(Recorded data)
= = =
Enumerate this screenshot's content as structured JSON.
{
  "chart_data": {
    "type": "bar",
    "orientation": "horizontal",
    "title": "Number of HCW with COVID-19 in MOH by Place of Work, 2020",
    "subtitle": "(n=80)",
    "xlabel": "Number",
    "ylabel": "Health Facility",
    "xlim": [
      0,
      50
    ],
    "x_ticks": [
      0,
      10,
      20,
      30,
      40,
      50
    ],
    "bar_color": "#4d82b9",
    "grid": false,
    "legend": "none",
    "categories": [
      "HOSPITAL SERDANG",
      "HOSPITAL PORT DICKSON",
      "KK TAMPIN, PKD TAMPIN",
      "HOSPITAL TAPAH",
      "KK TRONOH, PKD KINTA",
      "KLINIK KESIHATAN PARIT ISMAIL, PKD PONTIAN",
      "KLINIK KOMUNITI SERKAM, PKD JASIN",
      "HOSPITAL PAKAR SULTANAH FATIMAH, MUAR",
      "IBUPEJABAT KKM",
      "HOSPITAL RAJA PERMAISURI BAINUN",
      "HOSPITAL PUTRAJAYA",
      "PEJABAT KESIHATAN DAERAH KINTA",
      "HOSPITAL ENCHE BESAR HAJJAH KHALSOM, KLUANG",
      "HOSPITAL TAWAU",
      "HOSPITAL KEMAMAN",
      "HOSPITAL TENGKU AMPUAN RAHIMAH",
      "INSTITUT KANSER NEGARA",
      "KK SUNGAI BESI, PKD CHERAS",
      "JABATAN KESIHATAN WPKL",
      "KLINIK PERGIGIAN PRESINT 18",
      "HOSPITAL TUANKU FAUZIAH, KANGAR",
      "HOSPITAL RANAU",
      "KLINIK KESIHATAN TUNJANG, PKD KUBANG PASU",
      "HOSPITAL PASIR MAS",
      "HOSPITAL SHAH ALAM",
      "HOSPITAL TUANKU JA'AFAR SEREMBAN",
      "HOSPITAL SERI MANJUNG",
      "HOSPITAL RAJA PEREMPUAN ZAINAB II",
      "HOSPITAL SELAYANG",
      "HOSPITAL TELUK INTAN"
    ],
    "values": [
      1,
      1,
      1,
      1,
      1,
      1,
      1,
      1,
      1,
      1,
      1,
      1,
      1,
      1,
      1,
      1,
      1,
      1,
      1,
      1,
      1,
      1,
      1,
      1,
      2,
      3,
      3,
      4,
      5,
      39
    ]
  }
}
= = =
> _Exercise details_: Extract the listing in its entirety, matching it exactly.

> _Output below_:
Enumerate this screenshot's content as structured JSON.
{
  "chart_data": {
    "type": "bar",
    "orientation": "horizontal",
    "title": "Number of HCW with COVID-19 in MOH by Place of Work, 2020",
    "subtitle": "(n=80)",
    "xlabel": "Number",
    "ylabel": "Health Facility",
    "xlim": [
      0,
      50
    ],
    "x_ticks": [
      0,
      10,
      20,
      30,
      40,
      50
    ],
    "bar_color": "#4d82b9",
    "grid": false,
    "legend": "none",
    "categories": [
      "HOSPITAL SERDANG",
      "HOSPITAL PORT DICKSON",
      "KK TAMPIN, PKD TAMPIN",
      "HOSPITAL TAPAH",
      "KK TRONOH, PKD KINTA",
      "KLINIK KESIHATAN PARIT ISMAIL, PKD PONTIAN",
      "KLINIK KOMUNITI SERKAM, PKD JASIN",
      "HOSPITAL PAKAR SULTANAH FATIMAH, MUAR",
      "IBUPEJABAT KKM",
      "HOSPITAL RAJA PERMAISURI BAINUN",
      "HOSPITAL PUTRAJAYA",
      "PEJABAT KESIHATAN DAERAH KINTA",
      "HOSPITAL ENCHE BESAR HAJJAH KHALSOM, KLUANG",
      "HOSPITAL TAWAU",
      "HOSPITAL KEMAMAN",
      "HOSPITAL TENGKU AMPUAN RAHIMAH",
      "INSTITUT KANSER NEGARA",
      "KK SUNGAI BESI, PKD CHERAS",
      "JABATAN KESIHATAN WPKL",
      "KLINIK PERGIGIAN PRESINT 18",
      "HOSPITAL TUANKU FAUZIAH, KANGAR",
      "HOSPITAL RANAU",
      "KLINIK KESIHATAN TUNJANG, PKD KUBANG PASU",
      "HOSPITAL PASIR MAS",
      "HOSPITAL SHAH ALAM",
      "HOSPITAL TUANKU JA'AFAR SEREMBAN",
      "HOSPITAL SERI MANJUNG",
      "HOSPITAL RAJA PEREMPUAN ZAINAB II",
      "HOSPITAL SELAYANG",
      "HOSPITAL TELUK INTAN"
    ],
    "values": [
      1,
      1,
      1,
      1,
      1,
      1,
      1,
      1,
      1,
      1,
      1,
      1,
      1,
      1,
      1,
      1,
      1,
      1,
      1,
      1,
      1,
      1,
      1,
      1,
      2,
      3,
      3,
      4,
      5,
      39
    ]
  }
}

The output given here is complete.